DIRECTIVE
Every record must appear in your copy exactly as written, with no pictures.

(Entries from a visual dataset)
START

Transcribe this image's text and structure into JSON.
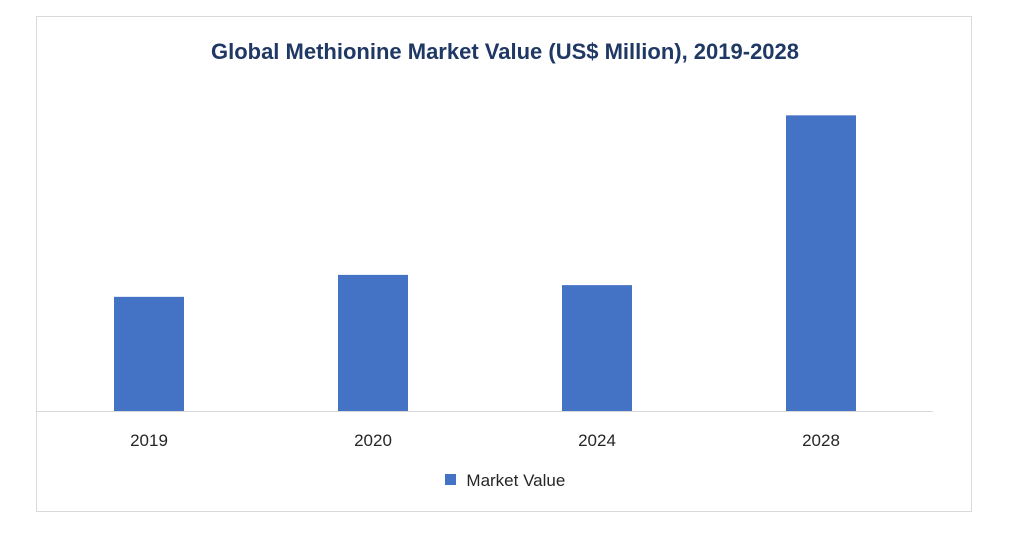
{
  "chart_data": {
    "type": "bar",
    "title": "Global Methionine Market Value (US$ Million), 2019-2028",
    "categories": [
      "2019",
      "2020",
      "2024",
      "2028"
    ],
    "series": [
      {
        "name": "Market Value",
        "values": [
          3900,
          4650,
          4300,
          10100
        ]
      }
    ],
    "xlabel": "",
    "ylabel": "",
    "ylim": [
      0,
      11000
    ],
    "grid": false,
    "y_axis_visible": false,
    "legend": "bottom",
    "colors": {
      "bar": "#4472c4",
      "title": "#1f3864",
      "baseline": "#d9d9d9"
    }
  }
}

END

EXERCISE SOLUTION
Transcribe this image's text and structure into JSON.
{
  "chart_data": {
    "type": "bar",
    "title": "Global Methionine Market Value (US$ Million), 2019-2028",
    "categories": [
      "2019",
      "2020",
      "2024",
      "2028"
    ],
    "series": [
      {
        "name": "Market Value",
        "values": [
          3900,
          4650,
          4300,
          10100
        ]
      }
    ],
    "xlabel": "",
    "ylabel": "",
    "ylim": [
      0,
      11000
    ],
    "grid": false,
    "y_axis_visible": false,
    "legend": "bottom",
    "colors": {
      "bar": "#4472c4",
      "title": "#1f3864",
      "baseline": "#d9d9d9"
    }
  }
}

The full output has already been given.